• [WRITTEN PROBLEM]:
Find the string "ylabel" in the records. Copy every line it appears in.

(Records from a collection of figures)

━━━━━━━━━━━━━━━━━━━━

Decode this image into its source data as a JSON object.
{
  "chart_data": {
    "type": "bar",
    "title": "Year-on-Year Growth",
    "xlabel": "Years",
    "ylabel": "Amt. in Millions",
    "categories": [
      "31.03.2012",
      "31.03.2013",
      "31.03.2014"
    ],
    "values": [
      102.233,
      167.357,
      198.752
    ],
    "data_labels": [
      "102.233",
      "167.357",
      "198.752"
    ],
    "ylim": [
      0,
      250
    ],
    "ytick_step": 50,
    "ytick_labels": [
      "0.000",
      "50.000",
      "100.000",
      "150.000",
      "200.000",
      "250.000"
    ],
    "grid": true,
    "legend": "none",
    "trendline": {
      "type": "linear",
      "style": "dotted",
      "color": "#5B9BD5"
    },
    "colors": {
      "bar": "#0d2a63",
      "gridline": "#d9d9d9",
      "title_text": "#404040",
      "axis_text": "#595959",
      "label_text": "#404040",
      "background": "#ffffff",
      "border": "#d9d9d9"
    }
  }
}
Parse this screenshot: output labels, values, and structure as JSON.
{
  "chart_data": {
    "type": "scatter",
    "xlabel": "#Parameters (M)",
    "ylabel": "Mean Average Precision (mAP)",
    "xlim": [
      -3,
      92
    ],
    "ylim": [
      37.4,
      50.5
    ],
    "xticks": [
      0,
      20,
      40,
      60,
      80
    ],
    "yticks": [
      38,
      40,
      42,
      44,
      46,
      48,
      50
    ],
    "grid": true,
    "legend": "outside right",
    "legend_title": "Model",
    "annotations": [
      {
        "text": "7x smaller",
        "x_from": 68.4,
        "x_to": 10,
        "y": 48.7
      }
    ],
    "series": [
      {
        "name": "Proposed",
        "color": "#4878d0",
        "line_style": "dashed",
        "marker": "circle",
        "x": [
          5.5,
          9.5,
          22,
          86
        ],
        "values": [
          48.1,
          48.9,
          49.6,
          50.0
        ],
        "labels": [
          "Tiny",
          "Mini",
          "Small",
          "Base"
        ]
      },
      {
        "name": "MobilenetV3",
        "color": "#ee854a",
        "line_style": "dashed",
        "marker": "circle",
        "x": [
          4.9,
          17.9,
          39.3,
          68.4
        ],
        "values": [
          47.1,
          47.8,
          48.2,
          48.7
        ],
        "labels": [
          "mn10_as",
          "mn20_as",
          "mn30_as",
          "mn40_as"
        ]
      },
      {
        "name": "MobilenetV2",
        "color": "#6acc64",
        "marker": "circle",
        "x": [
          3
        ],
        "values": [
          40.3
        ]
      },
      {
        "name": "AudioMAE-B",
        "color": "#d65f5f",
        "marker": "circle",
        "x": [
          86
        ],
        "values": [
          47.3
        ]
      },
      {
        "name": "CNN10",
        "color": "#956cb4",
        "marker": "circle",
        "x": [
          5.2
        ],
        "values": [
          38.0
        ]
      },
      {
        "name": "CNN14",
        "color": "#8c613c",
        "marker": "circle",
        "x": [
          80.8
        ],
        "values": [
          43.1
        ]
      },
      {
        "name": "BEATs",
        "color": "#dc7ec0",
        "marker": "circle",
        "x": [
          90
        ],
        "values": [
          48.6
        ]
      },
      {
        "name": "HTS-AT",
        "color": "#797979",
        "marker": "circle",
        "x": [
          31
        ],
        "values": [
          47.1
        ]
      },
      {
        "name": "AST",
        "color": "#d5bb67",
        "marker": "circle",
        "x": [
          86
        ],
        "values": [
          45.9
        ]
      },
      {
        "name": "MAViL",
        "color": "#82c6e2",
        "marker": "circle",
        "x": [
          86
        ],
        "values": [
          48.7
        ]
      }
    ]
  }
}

━━━━━━━━━━━━━━━━━━━━

• [THE SOLUTION]:
    "ylabel": "Amt. in Millions",
    "ylabel": "Mean Average Precision (mAP)",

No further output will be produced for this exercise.